Given instruction:
Where a line below holds the string "tcos", copy that line.
=======
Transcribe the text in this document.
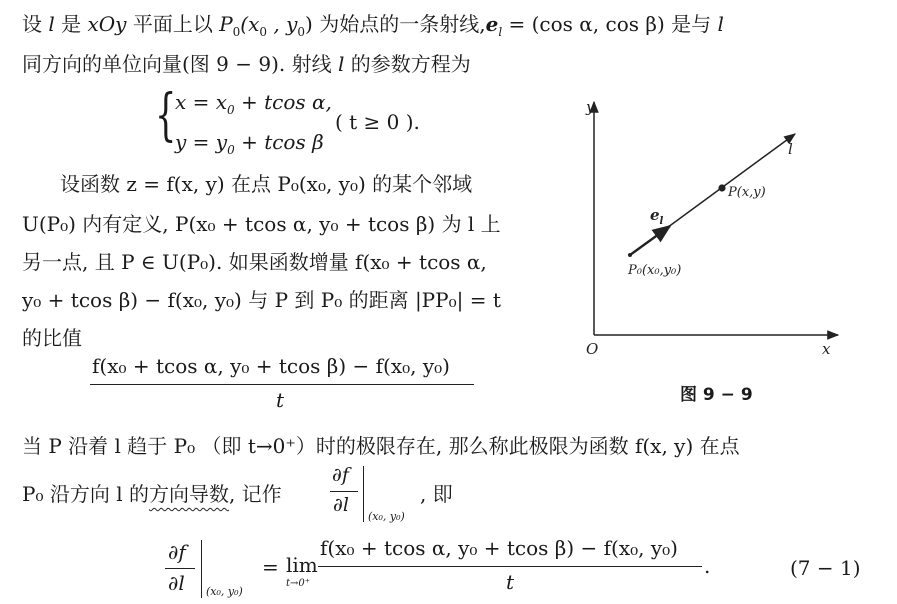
设 l 是 xOy 平面上以 $P_0(x_0$ , $y_0$) 为始点的一条射线$,e_l = (\cos$ α, cos β) 是与 l
同方向的单位向量(图 9 − 9). 射线 l 的参数方程为
{
$x = x_0 + tcos$ α,
$y = y_0 + tcos$ β
( t ≥ 0 ).
设函数 z = f(x, y) 在点 P₀(x₀, y₀) 的某个邻域
U(P₀) 内有定义, P(x₀ + tcos α, y₀ + tcos β) 为 l 上
另一点, 且 P ∈ U(P₀). 如果函数增量 f(x₀ + tcos α,
y₀ + tcos β) − f(x₀, y₀) 与 P 到 P₀ 的距离 |PP₀| = t
的比值
f(x₀ + tcos α, y₀ + tcos β) − f(x₀, y₀)
t
当 P 沿着 l 趋于 P₀ （即 t→0⁺）时的极限存在, 那么称此极限为函数 f(x, y) 在点
P₀ 沿方向 l 的方向导数, 记作
∂f
∂l
(x₀, y₀)
, 即
∂f
∂l (x₀, y₀)
= lim
t→0⁺
f(x₀ + tcos α, y₀ + tcos β) − f(x₀, y₀)
t
.	(7 − 1)
y
x
O
l
P(x,y)
$e_l$
P₀(x₀,y₀)
图 9 − 9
=======
Answer in full:
$x = x_0 + tcos$ α,
$y = y_0 + tcos$ β
U(P₀) 内有定义, P(x₀ + tcos α, y₀ + tcos β) 为 l 上
另一点, 且 P ∈ U(P₀). 如果函数增量 f(x₀ + tcos α,
y₀ + tcos β) − f(x₀, y₀) 与 P 到 P₀ 的距离 |PP₀| = t
f(x₀ + tcos α, y₀ + tcos β) − f(x₀, y₀)
f(x₀ + tcos α, y₀ + tcos β) − f(x₀, y₀)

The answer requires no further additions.